Data records:

>>>>>

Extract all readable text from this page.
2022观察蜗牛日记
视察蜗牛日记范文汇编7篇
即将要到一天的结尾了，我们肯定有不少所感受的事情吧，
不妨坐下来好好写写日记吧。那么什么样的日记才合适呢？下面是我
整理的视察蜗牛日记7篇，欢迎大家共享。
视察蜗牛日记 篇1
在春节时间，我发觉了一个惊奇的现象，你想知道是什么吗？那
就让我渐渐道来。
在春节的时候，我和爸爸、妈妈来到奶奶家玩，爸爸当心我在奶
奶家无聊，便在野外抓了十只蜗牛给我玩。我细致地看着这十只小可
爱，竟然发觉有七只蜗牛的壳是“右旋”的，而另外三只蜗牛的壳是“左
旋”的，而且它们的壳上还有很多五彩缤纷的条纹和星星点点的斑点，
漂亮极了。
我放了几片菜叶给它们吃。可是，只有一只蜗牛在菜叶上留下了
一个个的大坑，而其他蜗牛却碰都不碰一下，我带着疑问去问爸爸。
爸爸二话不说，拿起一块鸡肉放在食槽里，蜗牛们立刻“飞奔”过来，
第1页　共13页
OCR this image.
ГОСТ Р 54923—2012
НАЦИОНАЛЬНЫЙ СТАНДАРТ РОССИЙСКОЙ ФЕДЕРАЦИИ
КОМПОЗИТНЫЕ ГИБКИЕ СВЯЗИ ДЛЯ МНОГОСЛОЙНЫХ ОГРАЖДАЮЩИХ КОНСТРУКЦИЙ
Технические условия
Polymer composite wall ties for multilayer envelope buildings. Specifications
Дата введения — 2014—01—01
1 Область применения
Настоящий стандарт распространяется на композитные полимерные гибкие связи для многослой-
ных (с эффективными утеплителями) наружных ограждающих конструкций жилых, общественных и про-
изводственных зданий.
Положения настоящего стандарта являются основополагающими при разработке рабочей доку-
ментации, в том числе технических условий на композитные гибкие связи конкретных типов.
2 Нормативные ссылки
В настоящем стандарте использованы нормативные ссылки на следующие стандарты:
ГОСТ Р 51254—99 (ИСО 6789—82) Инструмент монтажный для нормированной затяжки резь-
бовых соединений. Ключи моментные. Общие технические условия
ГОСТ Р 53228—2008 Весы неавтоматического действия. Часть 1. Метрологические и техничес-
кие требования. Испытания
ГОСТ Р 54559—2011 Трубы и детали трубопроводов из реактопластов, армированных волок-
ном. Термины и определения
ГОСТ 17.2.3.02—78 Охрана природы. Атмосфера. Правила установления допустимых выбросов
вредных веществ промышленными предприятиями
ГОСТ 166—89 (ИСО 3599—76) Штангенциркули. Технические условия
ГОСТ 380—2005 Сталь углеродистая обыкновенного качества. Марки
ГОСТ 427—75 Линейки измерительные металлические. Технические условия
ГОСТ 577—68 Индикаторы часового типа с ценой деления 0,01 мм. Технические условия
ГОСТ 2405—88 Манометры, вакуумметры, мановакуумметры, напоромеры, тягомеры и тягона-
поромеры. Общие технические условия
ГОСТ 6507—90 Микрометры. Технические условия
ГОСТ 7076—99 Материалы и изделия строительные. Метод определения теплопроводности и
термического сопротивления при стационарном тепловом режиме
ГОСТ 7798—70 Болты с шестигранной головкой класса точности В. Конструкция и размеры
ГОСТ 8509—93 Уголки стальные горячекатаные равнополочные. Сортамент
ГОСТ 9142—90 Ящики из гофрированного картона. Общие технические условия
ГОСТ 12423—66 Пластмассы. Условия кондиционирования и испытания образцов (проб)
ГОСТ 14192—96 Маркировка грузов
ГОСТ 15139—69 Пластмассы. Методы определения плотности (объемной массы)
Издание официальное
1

<<<<<

▶ **Request**
Pull out each line holding the string "определения".

▶ **Answer below**
ном. Термины и определения
ГОСТ 7076—99 Материалы и изделия строительные. Метод определения теплопроводности и
ГОСТ 15139—69 Пластмассы. Методы определения плотности (объемной массы)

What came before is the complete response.